Instructions for the task: Turn the lines below into a Markdown table with two columns, Row and Line. Number each line in Row, put its text in Line, and leave out any blank lines.

Raw records:
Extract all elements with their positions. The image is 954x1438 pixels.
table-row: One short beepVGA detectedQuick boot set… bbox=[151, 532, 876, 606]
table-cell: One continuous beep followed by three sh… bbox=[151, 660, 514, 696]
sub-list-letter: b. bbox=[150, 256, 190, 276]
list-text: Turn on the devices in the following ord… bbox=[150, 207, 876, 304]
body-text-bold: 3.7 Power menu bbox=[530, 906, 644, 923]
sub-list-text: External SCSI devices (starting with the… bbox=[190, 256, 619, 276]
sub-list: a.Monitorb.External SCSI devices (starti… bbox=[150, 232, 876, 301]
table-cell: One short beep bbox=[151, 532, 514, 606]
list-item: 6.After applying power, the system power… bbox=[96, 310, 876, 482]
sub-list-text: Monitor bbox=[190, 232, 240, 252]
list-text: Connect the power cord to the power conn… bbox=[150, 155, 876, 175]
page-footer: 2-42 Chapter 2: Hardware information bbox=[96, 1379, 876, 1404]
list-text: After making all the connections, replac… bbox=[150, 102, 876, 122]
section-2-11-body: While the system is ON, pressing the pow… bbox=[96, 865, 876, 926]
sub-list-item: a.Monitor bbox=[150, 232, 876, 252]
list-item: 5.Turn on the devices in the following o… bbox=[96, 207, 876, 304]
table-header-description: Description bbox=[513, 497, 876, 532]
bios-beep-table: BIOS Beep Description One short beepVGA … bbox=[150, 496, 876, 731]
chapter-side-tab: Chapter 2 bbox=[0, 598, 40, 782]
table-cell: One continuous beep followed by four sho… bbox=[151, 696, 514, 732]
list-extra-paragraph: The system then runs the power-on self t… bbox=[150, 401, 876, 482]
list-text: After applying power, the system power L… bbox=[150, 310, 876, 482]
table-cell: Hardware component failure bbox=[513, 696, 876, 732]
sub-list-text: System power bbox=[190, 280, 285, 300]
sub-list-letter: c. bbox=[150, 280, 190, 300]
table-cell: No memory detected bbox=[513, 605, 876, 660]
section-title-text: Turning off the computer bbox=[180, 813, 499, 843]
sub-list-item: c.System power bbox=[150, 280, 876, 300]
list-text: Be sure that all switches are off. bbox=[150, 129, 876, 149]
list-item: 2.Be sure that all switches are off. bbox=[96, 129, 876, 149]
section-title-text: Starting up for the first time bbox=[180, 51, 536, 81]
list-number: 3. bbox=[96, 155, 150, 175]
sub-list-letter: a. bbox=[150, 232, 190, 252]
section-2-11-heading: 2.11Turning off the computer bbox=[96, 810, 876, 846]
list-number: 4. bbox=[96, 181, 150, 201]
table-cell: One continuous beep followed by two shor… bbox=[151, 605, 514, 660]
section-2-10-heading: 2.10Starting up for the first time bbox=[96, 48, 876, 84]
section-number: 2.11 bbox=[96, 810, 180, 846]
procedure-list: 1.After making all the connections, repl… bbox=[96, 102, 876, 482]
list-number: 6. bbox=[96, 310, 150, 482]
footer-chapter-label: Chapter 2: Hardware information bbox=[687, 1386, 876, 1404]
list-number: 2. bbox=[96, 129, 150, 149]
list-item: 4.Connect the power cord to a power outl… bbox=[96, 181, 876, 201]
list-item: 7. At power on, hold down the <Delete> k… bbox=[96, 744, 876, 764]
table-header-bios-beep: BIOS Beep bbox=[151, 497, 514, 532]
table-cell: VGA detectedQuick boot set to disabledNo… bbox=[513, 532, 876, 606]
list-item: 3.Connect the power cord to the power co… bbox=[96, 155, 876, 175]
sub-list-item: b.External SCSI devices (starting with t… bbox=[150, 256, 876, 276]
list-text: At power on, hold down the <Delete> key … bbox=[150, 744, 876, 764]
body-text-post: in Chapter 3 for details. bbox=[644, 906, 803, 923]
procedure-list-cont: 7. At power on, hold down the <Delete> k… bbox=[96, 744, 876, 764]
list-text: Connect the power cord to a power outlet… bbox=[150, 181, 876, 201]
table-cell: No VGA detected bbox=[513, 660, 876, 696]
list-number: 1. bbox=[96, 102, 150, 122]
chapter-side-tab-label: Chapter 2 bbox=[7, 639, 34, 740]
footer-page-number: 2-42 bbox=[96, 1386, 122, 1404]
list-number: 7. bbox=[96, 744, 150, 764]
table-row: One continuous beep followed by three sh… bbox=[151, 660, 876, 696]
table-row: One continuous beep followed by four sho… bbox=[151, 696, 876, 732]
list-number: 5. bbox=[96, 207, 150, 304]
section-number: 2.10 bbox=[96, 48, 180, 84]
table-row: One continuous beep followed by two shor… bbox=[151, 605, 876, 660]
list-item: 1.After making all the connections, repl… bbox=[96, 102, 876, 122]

Complete output:
| Row | Line |
|---|---|
| 1 | Extract all elements with their positions. The image is 954x1438 pixels. |
| 2 | table-row: One short beepVGA detectedQuick boot set… bbox=[151, 532, 876, 606] |
| 3 | table-cell: One continuous beep followed by three sh… bbox=[151, 660, 514, 696] |
| 4 | sub-list-letter: b. bbox=[150, 256, 190, 276] |
| 5 | list-text: Turn on the devices in the following ord… bbox=[150, 207, 876, 304] |
| 6 | body-text-bold: 3.7 Power menu bbox=[530, 906, 644, 923] |
| 7 | sub-list-text: External SCSI devices (starting with the… bbox=[190, 256, 619, 276] |
| 8 | sub-list: a.Monitorb.External SCSI devices (starti… bbox=[150, 232, 876, 301] |
| 9 | table-cell: One short beep bbox=[151, 532, 514, 606] |
| 10 | list-item: 6.After applying power, the system power… bbox=[96, 310, 876, 482] |
| 11 | sub-list-text: Monitor bbox=[190, 232, 240, 252] |
| 12 | list-text: Connect the power cord to the power conn… bbox=[150, 155, 876, 175] |
| 13 | page-footer: 2-42 Chapter 2: Hardware information bbox=[96, 1379, 876, 1404] |
| 14 | list-text: After making all the connections, replac… bbox=[150, 102, 876, 122] |
| 15 | section-2-11-body: While the system is ON, pressing the pow… bbox=[96, 865, 876, 926] |
| 16 | sub-list-item: a.Monitor bbox=[150, 232, 876, 252] |
| 17 | list-item: 5.Turn on the devices in the following o… bbox=[96, 207, 876, 304] |
| 18 | table-header-description: Description bbox=[513, 497, 876, 532] |
| 19 | bios-beep-table: BIOS Beep Description One short beepVGA … bbox=[150, 496, 876, 731] |
| 20 | chapter-side-tab: Chapter 2 bbox=[0, 598, 40, 782] |
| 21 | table-cell: One continuous beep followed by four sho… bbox=[151, 696, 514, 732] |
| 22 | list-extra-paragraph: The system then runs the power-on self t… bbox=[150, 401, 876, 482] |
| 23 | list-text: After applying power, the system power L… bbox=[150, 310, 876, 482] |
| 24 | table-cell: Hardware component failure bbox=[513, 696, 876, 732] |
| 25 | sub-list-text: System power bbox=[190, 280, 285, 300] |
| 26 | sub-list-letter: c. bbox=[150, 280, 190, 300] |
| 27 | table-cell: No memory detected bbox=[513, 605, 876, 660] |
| 28 | section-title-text: Turning off the computer bbox=[180, 813, 499, 843] |
| 29 | sub-list-item: c.System power bbox=[150, 280, 876, 300] |
| 30 | list-text: Be sure that all switches are off. bbox=[150, 129, 876, 149] |
| 31 | list-item: 2.Be sure that all switches are off. bbox=[96, 129, 876, 149] |
| 32 | section-title-text: Starting up for the first time bbox=[180, 51, 536, 81] |
| 33 | list-number: 3. bbox=[96, 155, 150, 175] |
| 34 | sub-list-letter: a. bbox=[150, 232, 190, 252] |
| 35 | section-2-11-heading: 2.11Turning off the computer bbox=[96, 810, 876, 846] |
| 36 | list-number: 4. bbox=[96, 181, 150, 201] |
| 37 | table-cell: One continuous beep followed by two shor… bbox=[151, 605, 514, 660] |
| 38 | section-2-10-heading: 2.10Starting up for the first time bbox=[96, 48, 876, 84] |
| 39 | section-number: 2.11 bbox=[96, 810, 180, 846] |
| 40 | procedure-list: 1.After making all the connections, repl… bbox=[96, 102, 876, 482] |
| 41 | list-number: 6. bbox=[96, 310, 150, 482] |
| 42 | footer-chapter-label: Chapter 2: Hardware information bbox=[687, 1386, 876, 1404] |
| 43 | list-number: 2. bbox=[96, 129, 150, 149] |
| 44 | list-item: 4.Connect the power cord to a power outl… bbox=[96, 181, 876, 201] |
| 45 | list-item: 7. At power on, hold down the <Delete> k… bbox=[96, 744, 876, 764] |
| 46 | table-header-bios-beep: BIOS Beep bbox=[151, 497, 514, 532] |
| 47 | table-cell: VGA detectedQuick boot set to disabledNo… bbox=[513, 532, 876, 606] |
| 48 | list-item: 3.Connect the power cord to the power co… bbox=[96, 155, 876, 175] |
| 49 | sub-list-item: b.External SCSI devices (starting with t… bbox=[150, 256, 876, 276] |
| 50 | list-text: At power on, hold down the <Delete> key … bbox=[150, 744, 876, 764] |
| 51 | body-text-post: in Chapter 3 for details. bbox=[644, 906, 803, 923] |
| 52 | procedure-list-cont: 7. At power on, hold down the <Delete> k… bbox=[96, 744, 876, 764] |
| 53 | list-text: Connect the power cord to a power outlet… bbox=[150, 181, 876, 201] |
| 54 | table-cell: No VGA detected bbox=[513, 660, 876, 696] |
| 55 | list-number: 1. bbox=[96, 102, 150, 122] |
| 56 | chapter-side-tab-label: Chapter 2 bbox=[7, 639, 34, 740] |
| 57 | footer-page-number: 2-42 bbox=[96, 1386, 122, 1404] |
| 58 | list-number: 7. bbox=[96, 744, 150, 764] |
| 59 | table-row: One continuous beep followed by three sh… bbox=[151, 660, 876, 696] |
| 60 | table-row: One continuous beep followed by four sho… bbox=[151, 696, 876, 732] |
| 61 | list-number: 5. bbox=[96, 207, 150, 304] |
| 62 | section-number: 2.10 bbox=[96, 48, 180, 84] |
| 63 | table-row: One continuous beep followed by two shor… bbox=[151, 605, 876, 660] |
| 64 | list-item: 1.After making all the connections, repl… bbox=[96, 102, 876, 122] |